In the records that follow, locate every line with "JSON" and extract it.

Figure record extracts:
※ ※ ※
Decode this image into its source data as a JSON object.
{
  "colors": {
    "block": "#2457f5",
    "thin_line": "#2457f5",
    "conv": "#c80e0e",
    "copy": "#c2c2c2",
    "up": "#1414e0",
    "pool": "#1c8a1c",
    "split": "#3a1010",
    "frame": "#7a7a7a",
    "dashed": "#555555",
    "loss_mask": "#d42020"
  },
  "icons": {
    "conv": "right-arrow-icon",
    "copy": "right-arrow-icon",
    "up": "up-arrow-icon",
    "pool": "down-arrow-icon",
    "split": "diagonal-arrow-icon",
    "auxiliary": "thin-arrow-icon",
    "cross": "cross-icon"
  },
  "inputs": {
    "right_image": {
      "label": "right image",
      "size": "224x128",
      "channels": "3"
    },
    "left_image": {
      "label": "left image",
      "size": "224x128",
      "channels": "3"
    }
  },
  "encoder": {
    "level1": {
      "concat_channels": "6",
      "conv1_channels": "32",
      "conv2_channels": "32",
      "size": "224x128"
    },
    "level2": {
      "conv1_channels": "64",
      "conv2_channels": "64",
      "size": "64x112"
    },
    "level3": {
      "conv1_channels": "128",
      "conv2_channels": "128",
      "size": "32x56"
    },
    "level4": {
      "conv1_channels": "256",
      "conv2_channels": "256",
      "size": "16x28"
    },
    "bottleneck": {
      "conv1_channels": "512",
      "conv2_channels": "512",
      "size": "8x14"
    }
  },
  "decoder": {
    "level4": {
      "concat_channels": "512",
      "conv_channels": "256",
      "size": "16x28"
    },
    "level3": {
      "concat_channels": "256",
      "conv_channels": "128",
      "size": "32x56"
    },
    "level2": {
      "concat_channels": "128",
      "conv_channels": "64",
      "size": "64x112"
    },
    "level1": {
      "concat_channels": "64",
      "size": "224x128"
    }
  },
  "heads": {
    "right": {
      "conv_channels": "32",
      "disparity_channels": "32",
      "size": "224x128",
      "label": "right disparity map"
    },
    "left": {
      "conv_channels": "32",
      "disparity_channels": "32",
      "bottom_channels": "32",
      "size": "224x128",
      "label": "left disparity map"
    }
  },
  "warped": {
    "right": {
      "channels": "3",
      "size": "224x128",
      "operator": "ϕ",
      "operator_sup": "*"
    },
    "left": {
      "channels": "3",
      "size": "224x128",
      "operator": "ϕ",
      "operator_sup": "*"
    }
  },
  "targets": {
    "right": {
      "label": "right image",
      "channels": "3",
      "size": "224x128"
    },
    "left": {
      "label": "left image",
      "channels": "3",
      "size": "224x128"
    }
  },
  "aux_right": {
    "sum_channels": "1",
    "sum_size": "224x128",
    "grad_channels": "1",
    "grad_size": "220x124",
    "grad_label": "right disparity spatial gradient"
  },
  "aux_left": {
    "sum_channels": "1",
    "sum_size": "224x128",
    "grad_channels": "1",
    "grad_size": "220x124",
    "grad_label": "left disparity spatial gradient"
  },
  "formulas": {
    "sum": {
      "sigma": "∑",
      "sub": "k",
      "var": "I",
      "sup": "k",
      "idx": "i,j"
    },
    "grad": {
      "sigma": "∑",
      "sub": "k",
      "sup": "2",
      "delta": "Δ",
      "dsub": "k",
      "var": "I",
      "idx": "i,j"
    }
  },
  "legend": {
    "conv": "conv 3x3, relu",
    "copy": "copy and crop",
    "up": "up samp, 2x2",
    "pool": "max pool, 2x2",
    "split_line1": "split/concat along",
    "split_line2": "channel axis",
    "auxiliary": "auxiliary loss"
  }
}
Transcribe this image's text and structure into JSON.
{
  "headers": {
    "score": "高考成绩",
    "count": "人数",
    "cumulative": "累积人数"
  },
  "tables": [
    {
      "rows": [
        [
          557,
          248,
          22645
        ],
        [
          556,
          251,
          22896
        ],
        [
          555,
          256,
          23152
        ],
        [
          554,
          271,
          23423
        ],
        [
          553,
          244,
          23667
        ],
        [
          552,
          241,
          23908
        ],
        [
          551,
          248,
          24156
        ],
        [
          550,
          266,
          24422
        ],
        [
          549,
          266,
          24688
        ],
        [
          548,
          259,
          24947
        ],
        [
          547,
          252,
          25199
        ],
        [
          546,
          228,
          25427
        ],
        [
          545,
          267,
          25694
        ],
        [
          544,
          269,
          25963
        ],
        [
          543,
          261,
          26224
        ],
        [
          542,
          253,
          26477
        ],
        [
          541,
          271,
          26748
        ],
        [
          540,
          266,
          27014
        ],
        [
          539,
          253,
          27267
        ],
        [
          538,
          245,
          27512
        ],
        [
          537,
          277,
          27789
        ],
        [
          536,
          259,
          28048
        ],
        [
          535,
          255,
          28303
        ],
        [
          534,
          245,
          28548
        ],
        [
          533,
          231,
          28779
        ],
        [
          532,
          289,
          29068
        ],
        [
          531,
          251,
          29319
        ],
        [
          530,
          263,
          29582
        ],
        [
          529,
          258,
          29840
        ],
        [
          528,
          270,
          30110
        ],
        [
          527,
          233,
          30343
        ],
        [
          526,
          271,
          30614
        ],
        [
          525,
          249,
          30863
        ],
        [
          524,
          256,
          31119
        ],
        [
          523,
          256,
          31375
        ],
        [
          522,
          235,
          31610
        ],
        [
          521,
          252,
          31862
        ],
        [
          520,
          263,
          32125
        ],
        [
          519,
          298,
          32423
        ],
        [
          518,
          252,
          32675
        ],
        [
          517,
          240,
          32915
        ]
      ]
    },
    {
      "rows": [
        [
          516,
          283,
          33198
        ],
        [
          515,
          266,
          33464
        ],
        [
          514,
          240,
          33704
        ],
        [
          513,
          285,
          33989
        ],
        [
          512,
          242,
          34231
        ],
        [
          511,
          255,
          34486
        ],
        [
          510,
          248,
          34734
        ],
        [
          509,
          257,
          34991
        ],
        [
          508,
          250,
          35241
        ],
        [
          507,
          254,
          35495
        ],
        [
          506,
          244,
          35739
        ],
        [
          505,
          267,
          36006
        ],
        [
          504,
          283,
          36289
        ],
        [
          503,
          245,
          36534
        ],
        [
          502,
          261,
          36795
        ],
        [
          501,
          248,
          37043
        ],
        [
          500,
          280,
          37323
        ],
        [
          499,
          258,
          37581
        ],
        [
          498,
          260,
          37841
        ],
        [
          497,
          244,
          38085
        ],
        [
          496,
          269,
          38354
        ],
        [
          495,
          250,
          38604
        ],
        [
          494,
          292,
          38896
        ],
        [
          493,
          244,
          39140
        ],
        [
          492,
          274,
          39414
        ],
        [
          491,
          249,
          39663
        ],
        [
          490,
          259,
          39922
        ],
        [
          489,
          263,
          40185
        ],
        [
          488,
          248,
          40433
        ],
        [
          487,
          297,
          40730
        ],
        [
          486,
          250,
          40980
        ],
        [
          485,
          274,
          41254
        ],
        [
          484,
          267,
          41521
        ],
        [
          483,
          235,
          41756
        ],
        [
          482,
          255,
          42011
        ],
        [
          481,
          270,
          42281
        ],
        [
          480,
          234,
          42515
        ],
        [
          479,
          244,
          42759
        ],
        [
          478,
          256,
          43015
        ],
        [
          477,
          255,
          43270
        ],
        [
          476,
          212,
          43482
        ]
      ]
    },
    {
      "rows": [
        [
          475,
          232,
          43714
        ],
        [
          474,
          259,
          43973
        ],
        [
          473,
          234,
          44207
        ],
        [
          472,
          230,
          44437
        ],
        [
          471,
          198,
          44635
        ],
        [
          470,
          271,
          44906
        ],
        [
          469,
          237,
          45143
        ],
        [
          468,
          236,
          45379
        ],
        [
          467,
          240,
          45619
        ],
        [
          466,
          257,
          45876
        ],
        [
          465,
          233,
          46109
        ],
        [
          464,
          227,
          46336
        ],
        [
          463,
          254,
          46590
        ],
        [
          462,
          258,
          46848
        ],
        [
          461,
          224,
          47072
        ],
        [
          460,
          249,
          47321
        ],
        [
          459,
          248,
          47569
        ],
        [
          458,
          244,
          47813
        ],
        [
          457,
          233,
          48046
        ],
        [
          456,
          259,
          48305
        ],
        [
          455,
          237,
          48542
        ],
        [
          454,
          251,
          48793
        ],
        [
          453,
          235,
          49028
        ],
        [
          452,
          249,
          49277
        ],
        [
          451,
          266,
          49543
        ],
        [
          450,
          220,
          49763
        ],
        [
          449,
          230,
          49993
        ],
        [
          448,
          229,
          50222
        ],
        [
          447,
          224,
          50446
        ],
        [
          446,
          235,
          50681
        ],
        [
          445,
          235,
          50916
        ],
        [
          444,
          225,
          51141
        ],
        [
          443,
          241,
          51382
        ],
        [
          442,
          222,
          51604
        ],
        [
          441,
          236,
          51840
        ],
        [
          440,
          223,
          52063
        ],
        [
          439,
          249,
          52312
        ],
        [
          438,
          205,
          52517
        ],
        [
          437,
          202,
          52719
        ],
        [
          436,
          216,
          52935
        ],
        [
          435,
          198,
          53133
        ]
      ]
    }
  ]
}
※ ※ ※
*EXERCISE SOLUTION*:
Decode this image into its source data as a JSON object.
Transcribe this image's text and structure into JSON.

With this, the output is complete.